__Challenge__
Write out all lines holding the word "last".

** Start of Materials provided **

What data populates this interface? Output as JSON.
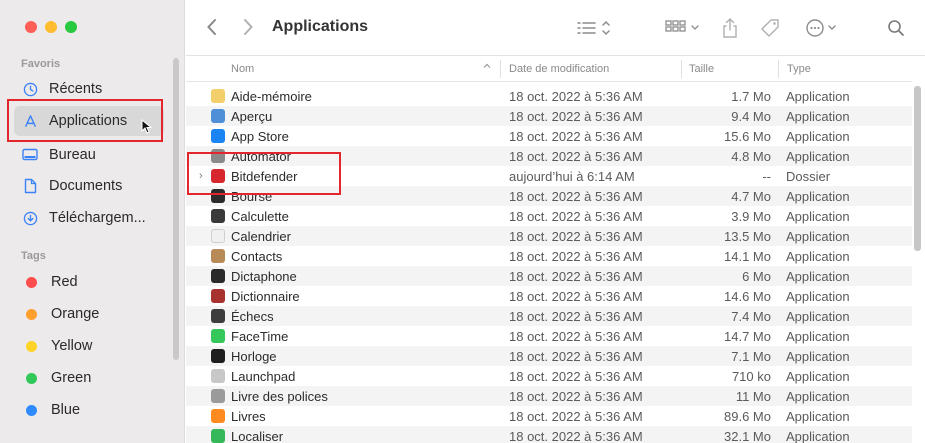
{
  "toolbar": {
    "title": "Applications",
    "back_icon": "chevron-left-icon",
    "forward_icon": "chevron-right-icon"
  },
  "sidebar": {
    "favorites_heading": "Favoris",
    "favorites": [
      {
        "label": "Récents",
        "icon": "clock-icon"
      },
      {
        "label": "Applications",
        "icon": "applications-icon"
      },
      {
        "label": "Bureau",
        "icon": "desktop-icon"
      },
      {
        "label": "Documents",
        "icon": "document-icon"
      },
      {
        "label": "Téléchargem...",
        "icon": "download-icon"
      }
    ],
    "tags_heading": "Tags",
    "tags": [
      {
        "label": "Red",
        "color": "#ff4d4d"
      },
      {
        "label": "Orange",
        "color": "#ff9f2e"
      },
      {
        "label": "Yellow",
        "color": "#ffd426"
      },
      {
        "label": "Green",
        "color": "#31c85a"
      },
      {
        "label": "Blue",
        "color": "#2e8bff"
      }
    ]
  },
  "columns": {
    "name": "Nom",
    "date": "Date de modification",
    "size": "Taille",
    "kind": "Type"
  },
  "rows": [
    {
      "name": "Aide-mémoire",
      "date": "18 oct. 2022 à 5:36 AM",
      "size": "1.7 Mo",
      "kind": "Application",
      "color": "#f2cf6a"
    },
    {
      "name": "Aperçu",
      "date": "18 oct. 2022 à 5:36 AM",
      "size": "9.4 Mo",
      "kind": "Application",
      "color": "#4f8fd8"
    },
    {
      "name": "App Store",
      "date": "18 oct. 2022 à 5:36 AM",
      "size": "15.6 Mo",
      "kind": "Application",
      "color": "#1a84f2"
    },
    {
      "name": "Automator",
      "date": "18 oct. 2022 à 5:36 AM",
      "size": "4.8 Mo",
      "kind": "Application",
      "color": "#8a8a8a"
    },
    {
      "name": "Bitdefender",
      "date": "aujourd’hui à 6:14 AM",
      "size": "--",
      "kind": "Dossier",
      "color": "#d8262e",
      "disclosure": "›"
    },
    {
      "name": "Bourse",
      "date": "18 oct. 2022 à 5:36 AM",
      "size": "4.7 Mo",
      "kind": "Application",
      "color": "#2b2b2b"
    },
    {
      "name": "Calculette",
      "date": "18 oct. 2022 à 5:36 AM",
      "size": "3.9 Mo",
      "kind": "Application",
      "color": "#3a3a3a"
    },
    {
      "name": "Calendrier",
      "date": "18 oct. 2022 à 5:36 AM",
      "size": "13.5 Mo",
      "kind": "Application",
      "color": "#f0f0f0"
    },
    {
      "name": "Contacts",
      "date": "18 oct. 2022 à 5:36 AM",
      "size": "14.1 Mo",
      "kind": "Application",
      "color": "#b88a56"
    },
    {
      "name": "Dictaphone",
      "date": "18 oct. 2022 à 5:36 AM",
      "size": "6 Mo",
      "kind": "Application",
      "color": "#2a2a2a"
    },
    {
      "name": "Dictionnaire",
      "date": "18 oct. 2022 à 5:36 AM",
      "size": "14.6 Mo",
      "kind": "Application",
      "color": "#a8322d"
    },
    {
      "name": "Échecs",
      "date": "18 oct. 2022 à 5:36 AM",
      "size": "7.4 Mo",
      "kind": "Application",
      "color": "#3d3d3d"
    },
    {
      "name": "FaceTime",
      "date": "18 oct. 2022 à 5:36 AM",
      "size": "14.7 Mo",
      "kind": "Application",
      "color": "#34c759"
    },
    {
      "name": "Horloge",
      "date": "18 oct. 2022 à 5:36 AM",
      "size": "7.1 Mo",
      "kind": "Application",
      "color": "#1e1e1e"
    },
    {
      "name": "Launchpad",
      "date": "18 oct. 2022 à 5:36 AM",
      "size": "710 ko",
      "kind": "Application",
      "color": "#c8c8c8"
    },
    {
      "name": "Livre des polices",
      "date": "18 oct. 2022 à 5:36 AM",
      "size": "11 Mo",
      "kind": "Application",
      "color": "#9a9a9a"
    },
    {
      "name": "Livres",
      "date": "18 oct. 2022 à 5:36 AM",
      "size": "89.6 Mo",
      "kind": "Application",
      "color": "#ff8a1f"
    },
    {
      "name": "Localiser",
      "date": "18 oct. 2022 à 5:36 AM",
      "size": "32.1 Mo",
      "kind": "Application",
      "color": "#34b85a"
    }
  ]
}
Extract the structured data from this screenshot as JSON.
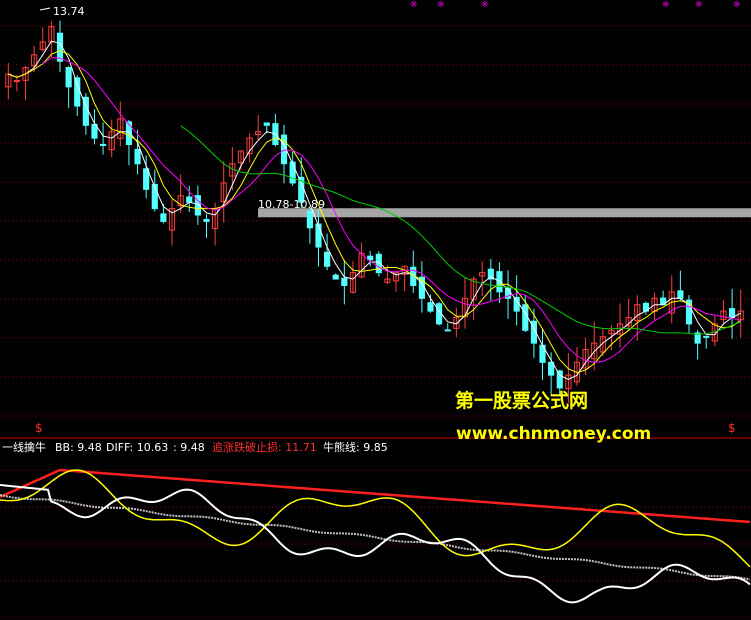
{
  "colors": {
    "background": "#000000",
    "grid": "#8b0000",
    "divider": "#d40000",
    "candle_up": "#ff4040",
    "candle_down": "#54ffff",
    "ma_short": "#ffffff",
    "ma_mid": "#ffff00",
    "ma_magenta": "#ff00ff",
    "ma_long": "#00cc00",
    "band": "#a6a6a6",
    "diff_line": "#ffff00",
    "stop_line": "#ff2020",
    "bull_line": "#ffffff",
    "signal_line": "#c0c0c0",
    "watermark_text": "#ffff00",
    "marker": "#ff00ff"
  },
  "main_panel": {
    "high_label": "13.74",
    "band_label": "10.78-10.89",
    "watermark_cn": "第一股票公式网",
    "watermark_url": "www.chnmoney.com",
    "marker_glyph": "$"
  },
  "indicator_bar": {
    "name": "一线擒牛",
    "bb": "BB: 9.48",
    "diff": "DIFF: 10.63",
    "diff_extra": ": 9.48",
    "stop": "追涨跌破止损: 11.71",
    "bull": "牛熊线: 9.85"
  },
  "chart_data": [
    {
      "type": "candlestick",
      "title": "",
      "ylim": [
        7.6,
        14.0
      ],
      "high_point": 13.74,
      "band": [
        10.78,
        10.89
      ],
      "close_series": [
        13.0,
        12.9,
        13.1,
        13.3,
        13.5,
        13.74,
        13.2,
        12.8,
        12.5,
        12.2,
        12.0,
        11.9,
        12.1,
        12.3,
        11.9,
        11.6,
        11.2,
        10.9,
        10.7,
        10.9,
        11.1,
        11.0,
        10.8,
        10.7,
        10.9,
        11.3,
        11.6,
        11.8,
        12.0,
        12.1,
        12.2,
        11.9,
        11.6,
        11.3,
        11.0,
        10.6,
        10.3,
        10.0,
        9.8,
        9.7,
        9.9,
        10.2,
        10.1,
        9.9,
        9.8,
        9.9,
        10.0,
        9.7,
        9.5,
        9.3,
        9.1,
        9.0,
        9.2,
        9.5,
        9.8,
        9.9,
        9.8,
        9.6,
        9.5,
        9.3,
        9.0,
        8.8,
        8.5,
        8.3,
        8.1,
        8.3,
        8.5,
        8.7,
        8.8,
        8.9,
        9.0,
        9.1,
        9.2,
        9.4,
        9.3,
        9.5,
        9.4,
        9.6,
        9.5,
        9.1,
        8.8,
        8.9,
        9.1,
        9.3,
        9.2,
        9.3
      ]
    },
    {
      "type": "line",
      "title": "",
      "series": [
        {
          "name": "BB",
          "last": 9.48
        },
        {
          "name": "DIFF",
          "last": 10.63
        },
        {
          "name": "追涨跌破止损",
          "last": 11.71
        },
        {
          "name": "牛熊线",
          "last": 9.85
        }
      ]
    }
  ]
}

** End of Materials provided **

__Full answer__
          "last": 9.48
          "last": 10.63
          "last": 11.71
          "last": 9.85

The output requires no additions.